▸ Given problem
Write out the whole listing again, exactly as given.

(Records that describe figures)
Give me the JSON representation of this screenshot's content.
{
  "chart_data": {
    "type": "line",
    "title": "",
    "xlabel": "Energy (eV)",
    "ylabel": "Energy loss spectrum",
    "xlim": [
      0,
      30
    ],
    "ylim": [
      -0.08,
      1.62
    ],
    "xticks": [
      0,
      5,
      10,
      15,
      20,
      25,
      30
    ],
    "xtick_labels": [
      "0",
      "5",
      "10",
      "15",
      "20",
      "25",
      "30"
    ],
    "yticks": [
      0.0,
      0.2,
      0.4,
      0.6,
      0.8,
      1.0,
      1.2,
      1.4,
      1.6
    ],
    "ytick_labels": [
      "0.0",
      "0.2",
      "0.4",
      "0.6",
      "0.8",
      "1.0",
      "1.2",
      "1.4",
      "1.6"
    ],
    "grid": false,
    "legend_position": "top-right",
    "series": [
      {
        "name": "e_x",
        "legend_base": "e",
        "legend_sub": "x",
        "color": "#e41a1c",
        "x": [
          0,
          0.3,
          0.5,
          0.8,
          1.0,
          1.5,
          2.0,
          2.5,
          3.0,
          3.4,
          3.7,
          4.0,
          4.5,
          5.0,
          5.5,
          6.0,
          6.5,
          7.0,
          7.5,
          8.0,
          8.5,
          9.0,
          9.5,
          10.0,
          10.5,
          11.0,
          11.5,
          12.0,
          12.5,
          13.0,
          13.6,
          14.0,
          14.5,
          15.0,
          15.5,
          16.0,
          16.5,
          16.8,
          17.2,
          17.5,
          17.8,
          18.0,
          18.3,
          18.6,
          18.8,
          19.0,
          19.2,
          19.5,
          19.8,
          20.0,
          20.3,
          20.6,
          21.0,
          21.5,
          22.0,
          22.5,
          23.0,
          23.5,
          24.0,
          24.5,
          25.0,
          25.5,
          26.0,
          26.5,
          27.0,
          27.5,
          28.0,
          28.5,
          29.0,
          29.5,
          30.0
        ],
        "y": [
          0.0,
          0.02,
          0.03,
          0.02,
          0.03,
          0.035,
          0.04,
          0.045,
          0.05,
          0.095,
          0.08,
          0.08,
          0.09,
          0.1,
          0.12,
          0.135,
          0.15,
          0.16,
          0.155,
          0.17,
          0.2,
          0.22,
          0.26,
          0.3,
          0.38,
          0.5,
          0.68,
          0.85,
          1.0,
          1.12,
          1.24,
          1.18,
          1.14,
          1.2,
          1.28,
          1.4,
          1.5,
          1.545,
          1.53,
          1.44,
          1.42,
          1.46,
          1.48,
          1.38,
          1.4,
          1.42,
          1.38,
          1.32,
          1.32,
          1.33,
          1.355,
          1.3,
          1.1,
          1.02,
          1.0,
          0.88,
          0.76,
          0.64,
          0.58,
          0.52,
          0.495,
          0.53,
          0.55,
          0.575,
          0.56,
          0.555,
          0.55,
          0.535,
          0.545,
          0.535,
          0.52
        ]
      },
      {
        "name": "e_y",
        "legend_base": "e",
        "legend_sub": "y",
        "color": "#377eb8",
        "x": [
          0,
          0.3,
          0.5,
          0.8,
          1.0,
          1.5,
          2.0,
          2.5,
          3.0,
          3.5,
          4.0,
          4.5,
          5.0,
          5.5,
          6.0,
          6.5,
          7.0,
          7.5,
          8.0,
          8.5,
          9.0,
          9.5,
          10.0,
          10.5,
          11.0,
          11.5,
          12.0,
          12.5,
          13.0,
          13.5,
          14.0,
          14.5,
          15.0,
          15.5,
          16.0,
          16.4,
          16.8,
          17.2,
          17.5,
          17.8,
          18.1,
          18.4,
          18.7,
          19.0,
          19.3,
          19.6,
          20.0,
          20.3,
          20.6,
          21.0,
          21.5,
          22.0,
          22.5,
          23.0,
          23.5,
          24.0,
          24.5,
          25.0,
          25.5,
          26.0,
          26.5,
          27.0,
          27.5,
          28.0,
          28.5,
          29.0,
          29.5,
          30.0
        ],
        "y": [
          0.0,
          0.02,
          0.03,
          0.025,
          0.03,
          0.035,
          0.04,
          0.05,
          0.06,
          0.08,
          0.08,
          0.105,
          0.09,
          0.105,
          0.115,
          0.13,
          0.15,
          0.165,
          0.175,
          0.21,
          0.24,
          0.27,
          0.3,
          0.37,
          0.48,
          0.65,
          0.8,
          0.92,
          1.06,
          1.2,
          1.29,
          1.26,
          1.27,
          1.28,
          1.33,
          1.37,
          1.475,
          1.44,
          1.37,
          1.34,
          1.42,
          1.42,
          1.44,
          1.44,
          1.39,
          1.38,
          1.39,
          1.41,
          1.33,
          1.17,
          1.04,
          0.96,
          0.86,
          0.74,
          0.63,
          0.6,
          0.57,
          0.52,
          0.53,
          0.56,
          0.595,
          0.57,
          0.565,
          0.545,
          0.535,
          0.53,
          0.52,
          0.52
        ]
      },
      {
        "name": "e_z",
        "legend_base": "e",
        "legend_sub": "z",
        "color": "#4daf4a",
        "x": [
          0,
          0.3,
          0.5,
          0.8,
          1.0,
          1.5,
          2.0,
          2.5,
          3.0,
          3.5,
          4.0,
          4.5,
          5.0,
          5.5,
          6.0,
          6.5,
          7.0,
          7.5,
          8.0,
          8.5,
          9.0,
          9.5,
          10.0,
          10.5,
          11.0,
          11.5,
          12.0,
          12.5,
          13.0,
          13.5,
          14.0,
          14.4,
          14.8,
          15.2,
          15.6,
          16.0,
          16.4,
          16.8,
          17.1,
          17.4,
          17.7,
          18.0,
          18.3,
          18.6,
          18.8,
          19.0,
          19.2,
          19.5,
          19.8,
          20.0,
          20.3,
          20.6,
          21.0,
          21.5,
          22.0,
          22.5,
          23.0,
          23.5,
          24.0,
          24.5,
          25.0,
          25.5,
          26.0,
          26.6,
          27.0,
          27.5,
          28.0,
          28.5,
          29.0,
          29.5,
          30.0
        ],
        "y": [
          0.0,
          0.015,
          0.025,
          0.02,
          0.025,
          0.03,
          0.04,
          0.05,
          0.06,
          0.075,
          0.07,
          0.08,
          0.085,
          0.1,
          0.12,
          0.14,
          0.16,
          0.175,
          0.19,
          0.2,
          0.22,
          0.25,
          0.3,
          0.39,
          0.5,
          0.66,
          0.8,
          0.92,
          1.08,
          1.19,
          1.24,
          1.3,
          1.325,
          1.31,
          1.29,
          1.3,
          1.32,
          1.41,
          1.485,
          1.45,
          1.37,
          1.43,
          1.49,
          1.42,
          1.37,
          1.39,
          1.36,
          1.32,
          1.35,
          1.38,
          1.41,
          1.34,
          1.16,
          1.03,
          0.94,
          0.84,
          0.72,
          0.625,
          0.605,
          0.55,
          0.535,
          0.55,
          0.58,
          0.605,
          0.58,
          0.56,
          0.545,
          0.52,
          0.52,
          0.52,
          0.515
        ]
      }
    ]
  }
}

▸ Output of the exercise
Give me the JSON representation of this screenshot's content.
{
  "chart_data": {
    "type": "line",
    "title": "",
    "xlabel": "Energy (eV)",
    "ylabel": "Energy loss spectrum",
    "xlim": [
      0,
      30
    ],
    "ylim": [
      -0.08,
      1.62
    ],
    "xticks": [
      0,
      5,
      10,
      15,
      20,
      25,
      30
    ],
    "xtick_labels": [
      "0",
      "5",
      "10",
      "15",
      "20",
      "25",
      "30"
    ],
    "yticks": [
      0.0,
      0.2,
      0.4,
      0.6,
      0.8,
      1.0,
      1.2,
      1.4,
      1.6
    ],
    "ytick_labels": [
      "0.0",
      "0.2",
      "0.4",
      "0.6",
      "0.8",
      "1.0",
      "1.2",
      "1.4",
      "1.6"
    ],
    "grid": false,
    "legend_position": "top-right",
    "series": [
      {
        "name": "e_x",
        "legend_base": "e",
        "legend_sub": "x",
        "color": "#e41a1c",
        "x": [
          0,
          0.3,
          0.5,
          0.8,
          1.0,
          1.5,
          2.0,
          2.5,
          3.0,
          3.4,
          3.7,
          4.0,
          4.5,
          5.0,
          5.5,
          6.0,
          6.5,
          7.0,
          7.5,
          8.0,
          8.5,
          9.0,
          9.5,
          10.0,
          10.5,
          11.0,
          11.5,
          12.0,
          12.5,
          13.0,
          13.6,
          14.0,
          14.5,
          15.0,
          15.5,
          16.0,
          16.5,
          16.8,
          17.2,
          17.5,
          17.8,
          18.0,
          18.3,
          18.6,
          18.8,
          19.0,
          19.2,
          19.5,
          19.8,
          20.0,
          20.3,
          20.6,
          21.0,
          21.5,
          22.0,
          22.5,
          23.0,
          23.5,
          24.0,
          24.5,
          25.0,
          25.5,
          26.0,
          26.5,
          27.0,
          27.5,
          28.0,
          28.5,
          29.0,
          29.5,
          30.0
        ],
        "y": [
          0.0,
          0.02,
          0.03,
          0.02,
          0.03,
          0.035,
          0.04,
          0.045,
          0.05,
          0.095,
          0.08,
          0.08,
          0.09,
          0.1,
          0.12,
          0.135,
          0.15,
          0.16,
          0.155,
          0.17,
          0.2,
          0.22,
          0.26,
          0.3,
          0.38,
          0.5,
          0.68,
          0.85,
          1.0,
          1.12,
          1.24,
          1.18,
          1.14,
          1.2,
          1.28,
          1.4,
          1.5,
          1.545,
          1.53,
          1.44,
          1.42,
          1.46,
          1.48,
          1.38,
          1.4,
          1.42,
          1.38,
          1.32,
          1.32,
          1.33,
          1.355,
          1.3,
          1.1,
          1.02,
          1.0,
          0.88,
          0.76,
          0.64,
          0.58,
          0.52,
          0.495,
          0.53,
          0.55,
          0.575,
          0.56,
          0.555,
          0.55,
          0.535,
          0.545,
          0.535,
          0.52
        ]
      },
      {
        "name": "e_y",
        "legend_base": "e",
        "legend_sub": "y",
        "color": "#377eb8",
        "x": [
          0,
          0.3,
          0.5,
          0.8,
          1.0,
          1.5,
          2.0,
          2.5,
          3.0,
          3.5,
          4.0,
          4.5,
          5.0,
          5.5,
          6.0,
          6.5,
          7.0,
          7.5,
          8.0,
          8.5,
          9.0,
          9.5,
          10.0,
          10.5,
          11.0,
          11.5,
          12.0,
          12.5,
          13.0,
          13.5,
          14.0,
          14.5,
          15.0,
          15.5,
          16.0,
          16.4,
          16.8,
          17.2,
          17.5,
          17.8,
          18.1,
          18.4,
          18.7,
          19.0,
          19.3,
          19.6,
          20.0,
          20.3,
          20.6,
          21.0,
          21.5,
          22.0,
          22.5,
          23.0,
          23.5,
          24.0,
          24.5,
          25.0,
          25.5,
          26.0,
          26.5,
          27.0,
          27.5,
          28.0,
          28.5,
          29.0,
          29.5,
          30.0
        ],
        "y": [
          0.0,
          0.02,
          0.03,
          0.025,
          0.03,
          0.035,
          0.04,
          0.05,
          0.06,
          0.08,
          0.08,
          0.105,
          0.09,
          0.105,
          0.115,
          0.13,
          0.15,
          0.165,
          0.175,
          0.21,
          0.24,
          0.27,
          0.3,
          0.37,
          0.48,
          0.65,
          0.8,
          0.92,
          1.06,
          1.2,
          1.29,
          1.26,
          1.27,
          1.28,
          1.33,
          1.37,
          1.475,
          1.44,
          1.37,
          1.34,
          1.42,
          1.42,
          1.44,
          1.44,
          1.39,
          1.38,
          1.39,
          1.41,
          1.33,
          1.17,
          1.04,
          0.96,
          0.86,
          0.74,
          0.63,
          0.6,
          0.57,
          0.52,
          0.53,
          0.56,
          0.595,
          0.57,
          0.565,
          0.545,
          0.535,
          0.53,
          0.52,
          0.52
        ]
      },
      {
        "name": "e_z",
        "legend_base": "e",
        "legend_sub": "z",
        "color": "#4daf4a",
        "x": [
          0,
          0.3,
          0.5,
          0.8,
          1.0,
          1.5,
          2.0,
          2.5,
          3.0,
          3.5,
          4.0,
          4.5,
          5.0,
          5.5,
          6.0,
          6.5,
          7.0,
          7.5,
          8.0,
          8.5,
          9.0,
          9.5,
          10.0,
          10.5,
          11.0,
          11.5,
          12.0,
          12.5,
          13.0,
          13.5,
          14.0,
          14.4,
          14.8,
          15.2,
          15.6,
          16.0,
          16.4,
          16.8,
          17.1,
          17.4,
          17.7,
          18.0,
          18.3,
          18.6,
          18.8,
          19.0,
          19.2,
          19.5,
          19.8,
          20.0,
          20.3,
          20.6,
          21.0,
          21.5,
          22.0,
          22.5,
          23.0,
          23.5,
          24.0,
          24.5,
          25.0,
          25.5,
          26.0,
          26.6,
          27.0,
          27.5,
          28.0,
          28.5,
          29.0,
          29.5,
          30.0
        ],
        "y": [
          0.0,
          0.015,
          0.025,
          0.02,
          0.025,
          0.03,
          0.04,
          0.05,
          0.06,
          0.075,
          0.07,
          0.08,
          0.085,
          0.1,
          0.12,
          0.14,
          0.16,
          0.175,
          0.19,
          0.2,
          0.22,
          0.25,
          0.3,
          0.39,
          0.5,
          0.66,
          0.8,
          0.92,
          1.08,
          1.19,
          1.24,
          1.3,
          1.325,
          1.31,
          1.29,
          1.3,
          1.32,
          1.41,
          1.485,
          1.45,
          1.37,
          1.43,
          1.49,
          1.42,
          1.37,
          1.39,
          1.36,
          1.32,
          1.35,
          1.38,
          1.41,
          1.34,
          1.16,
          1.03,
          0.94,
          0.84,
          0.72,
          0.625,
          0.605,
          0.55,
          0.535,
          0.55,
          0.58,
          0.605,
          0.58,
          0.56,
          0.545,
          0.52,
          0.52,
          0.52,
          0.515
        ]
      }
    ]
  }
}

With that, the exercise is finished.